**PROBLEM STATEMENT**
Using the records provided below, locate and copy each line that contains the word "RWPE".

═════ DATA TO PROCESS ═════

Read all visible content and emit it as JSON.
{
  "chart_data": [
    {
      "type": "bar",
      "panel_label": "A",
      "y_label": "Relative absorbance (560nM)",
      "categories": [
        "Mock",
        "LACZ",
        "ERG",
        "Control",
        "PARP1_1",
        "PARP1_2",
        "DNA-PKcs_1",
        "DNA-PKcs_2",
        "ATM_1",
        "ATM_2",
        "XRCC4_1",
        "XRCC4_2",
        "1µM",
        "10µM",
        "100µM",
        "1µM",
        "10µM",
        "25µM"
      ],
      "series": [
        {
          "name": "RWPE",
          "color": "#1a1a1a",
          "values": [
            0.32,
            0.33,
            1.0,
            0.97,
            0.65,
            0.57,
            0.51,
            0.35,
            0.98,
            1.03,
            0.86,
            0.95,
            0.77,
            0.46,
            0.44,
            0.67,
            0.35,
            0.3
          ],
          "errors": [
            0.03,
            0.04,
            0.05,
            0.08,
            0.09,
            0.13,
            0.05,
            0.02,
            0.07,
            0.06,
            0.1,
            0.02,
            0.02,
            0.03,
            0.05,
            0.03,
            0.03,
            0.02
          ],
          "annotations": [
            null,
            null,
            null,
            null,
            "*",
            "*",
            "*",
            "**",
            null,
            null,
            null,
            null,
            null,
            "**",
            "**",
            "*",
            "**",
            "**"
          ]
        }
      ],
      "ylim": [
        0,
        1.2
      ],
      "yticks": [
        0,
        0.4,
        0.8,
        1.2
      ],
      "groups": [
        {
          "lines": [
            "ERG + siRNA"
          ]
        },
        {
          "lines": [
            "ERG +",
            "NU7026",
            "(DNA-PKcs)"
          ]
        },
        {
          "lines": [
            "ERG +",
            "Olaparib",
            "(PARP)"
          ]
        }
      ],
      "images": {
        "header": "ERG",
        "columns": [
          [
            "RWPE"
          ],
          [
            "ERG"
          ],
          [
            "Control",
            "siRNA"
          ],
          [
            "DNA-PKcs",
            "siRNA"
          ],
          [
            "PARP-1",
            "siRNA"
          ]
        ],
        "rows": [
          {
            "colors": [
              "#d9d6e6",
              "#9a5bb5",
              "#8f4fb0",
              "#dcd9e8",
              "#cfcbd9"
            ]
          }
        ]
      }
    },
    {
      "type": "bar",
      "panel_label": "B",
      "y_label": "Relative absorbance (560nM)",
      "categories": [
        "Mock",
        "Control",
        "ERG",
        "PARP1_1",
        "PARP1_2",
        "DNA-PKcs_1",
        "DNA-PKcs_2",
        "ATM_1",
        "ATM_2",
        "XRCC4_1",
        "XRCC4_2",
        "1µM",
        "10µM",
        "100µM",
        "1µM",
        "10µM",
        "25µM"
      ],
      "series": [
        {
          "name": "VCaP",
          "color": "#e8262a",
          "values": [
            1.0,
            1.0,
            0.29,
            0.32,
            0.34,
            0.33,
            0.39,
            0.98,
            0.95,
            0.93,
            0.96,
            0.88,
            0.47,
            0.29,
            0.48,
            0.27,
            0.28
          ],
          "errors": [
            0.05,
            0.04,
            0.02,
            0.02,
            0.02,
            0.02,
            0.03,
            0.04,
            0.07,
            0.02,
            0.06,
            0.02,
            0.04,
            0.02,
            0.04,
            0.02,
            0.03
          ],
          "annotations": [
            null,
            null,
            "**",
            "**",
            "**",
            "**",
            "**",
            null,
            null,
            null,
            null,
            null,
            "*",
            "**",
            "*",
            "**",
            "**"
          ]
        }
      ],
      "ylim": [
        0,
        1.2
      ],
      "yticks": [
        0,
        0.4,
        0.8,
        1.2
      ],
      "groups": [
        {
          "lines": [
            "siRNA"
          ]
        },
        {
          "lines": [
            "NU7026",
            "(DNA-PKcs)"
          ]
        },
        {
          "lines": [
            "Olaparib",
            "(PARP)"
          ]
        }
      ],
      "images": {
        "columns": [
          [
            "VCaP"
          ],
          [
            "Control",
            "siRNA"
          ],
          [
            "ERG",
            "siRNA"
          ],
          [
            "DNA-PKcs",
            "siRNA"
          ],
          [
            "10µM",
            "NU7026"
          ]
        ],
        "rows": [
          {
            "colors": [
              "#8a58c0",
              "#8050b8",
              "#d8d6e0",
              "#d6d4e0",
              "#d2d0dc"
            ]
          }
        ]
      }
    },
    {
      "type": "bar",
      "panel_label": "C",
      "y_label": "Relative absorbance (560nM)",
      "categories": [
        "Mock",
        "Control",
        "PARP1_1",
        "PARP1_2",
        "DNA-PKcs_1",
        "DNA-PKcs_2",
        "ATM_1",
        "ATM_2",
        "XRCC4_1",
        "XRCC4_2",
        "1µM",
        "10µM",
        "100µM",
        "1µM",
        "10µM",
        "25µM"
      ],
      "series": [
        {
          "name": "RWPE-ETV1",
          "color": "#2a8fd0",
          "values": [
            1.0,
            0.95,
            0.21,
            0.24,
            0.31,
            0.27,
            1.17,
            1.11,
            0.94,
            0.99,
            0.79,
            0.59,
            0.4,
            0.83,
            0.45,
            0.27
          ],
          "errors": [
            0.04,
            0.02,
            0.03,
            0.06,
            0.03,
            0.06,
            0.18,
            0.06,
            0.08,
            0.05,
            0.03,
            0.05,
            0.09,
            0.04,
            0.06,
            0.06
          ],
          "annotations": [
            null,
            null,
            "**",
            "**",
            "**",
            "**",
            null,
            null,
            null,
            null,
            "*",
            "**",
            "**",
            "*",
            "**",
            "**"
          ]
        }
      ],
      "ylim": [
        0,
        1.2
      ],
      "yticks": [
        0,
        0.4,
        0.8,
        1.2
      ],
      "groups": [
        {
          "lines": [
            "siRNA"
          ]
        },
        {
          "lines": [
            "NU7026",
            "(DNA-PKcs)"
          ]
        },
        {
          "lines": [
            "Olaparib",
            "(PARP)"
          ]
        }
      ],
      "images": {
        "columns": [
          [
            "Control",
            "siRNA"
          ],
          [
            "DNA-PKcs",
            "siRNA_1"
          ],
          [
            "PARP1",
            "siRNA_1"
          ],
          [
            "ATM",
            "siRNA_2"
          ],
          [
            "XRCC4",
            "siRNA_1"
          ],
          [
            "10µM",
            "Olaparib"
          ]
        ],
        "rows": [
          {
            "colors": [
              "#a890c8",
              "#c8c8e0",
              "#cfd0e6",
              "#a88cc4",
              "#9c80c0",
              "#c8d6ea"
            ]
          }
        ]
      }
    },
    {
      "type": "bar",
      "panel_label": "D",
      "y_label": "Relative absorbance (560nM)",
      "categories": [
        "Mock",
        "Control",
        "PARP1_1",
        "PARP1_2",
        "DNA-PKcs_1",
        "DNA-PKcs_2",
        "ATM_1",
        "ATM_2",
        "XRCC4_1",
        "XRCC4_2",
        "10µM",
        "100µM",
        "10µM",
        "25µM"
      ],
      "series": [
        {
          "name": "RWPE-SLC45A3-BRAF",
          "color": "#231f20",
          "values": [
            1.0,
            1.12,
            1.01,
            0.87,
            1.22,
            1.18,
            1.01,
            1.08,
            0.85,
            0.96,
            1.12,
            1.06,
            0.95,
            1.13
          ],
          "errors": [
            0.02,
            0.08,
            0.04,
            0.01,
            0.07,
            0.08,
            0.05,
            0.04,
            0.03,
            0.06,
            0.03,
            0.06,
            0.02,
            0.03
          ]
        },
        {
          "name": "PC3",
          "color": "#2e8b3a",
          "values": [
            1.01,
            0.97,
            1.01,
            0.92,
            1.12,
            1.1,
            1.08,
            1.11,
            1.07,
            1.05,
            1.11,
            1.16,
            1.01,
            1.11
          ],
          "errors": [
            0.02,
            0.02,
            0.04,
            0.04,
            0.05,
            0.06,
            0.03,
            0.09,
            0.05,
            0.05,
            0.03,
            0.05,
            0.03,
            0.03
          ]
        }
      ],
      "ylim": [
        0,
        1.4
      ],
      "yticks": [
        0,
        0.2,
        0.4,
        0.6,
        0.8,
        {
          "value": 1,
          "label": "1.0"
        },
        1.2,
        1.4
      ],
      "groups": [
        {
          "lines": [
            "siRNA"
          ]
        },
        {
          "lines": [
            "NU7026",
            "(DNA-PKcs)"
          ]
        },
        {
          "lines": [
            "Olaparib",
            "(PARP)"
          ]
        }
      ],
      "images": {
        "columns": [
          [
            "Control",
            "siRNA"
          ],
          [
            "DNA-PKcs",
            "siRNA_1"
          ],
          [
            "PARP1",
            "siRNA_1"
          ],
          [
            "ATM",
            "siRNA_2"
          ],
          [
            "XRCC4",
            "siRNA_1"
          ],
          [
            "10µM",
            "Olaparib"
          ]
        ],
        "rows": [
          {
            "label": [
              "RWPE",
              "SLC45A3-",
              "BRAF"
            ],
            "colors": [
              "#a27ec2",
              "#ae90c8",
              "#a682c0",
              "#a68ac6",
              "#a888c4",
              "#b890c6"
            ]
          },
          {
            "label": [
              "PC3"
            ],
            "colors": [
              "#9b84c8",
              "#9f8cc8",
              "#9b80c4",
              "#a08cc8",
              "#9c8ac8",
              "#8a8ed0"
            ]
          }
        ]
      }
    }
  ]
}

═════

**EXERCISE RESULT**
          "name": "RWPE",
            "RWPE"
          "name": "RWPE-ETV1",
          "name": "RWPE-SLC45A3-BRAF",
              "RWPE",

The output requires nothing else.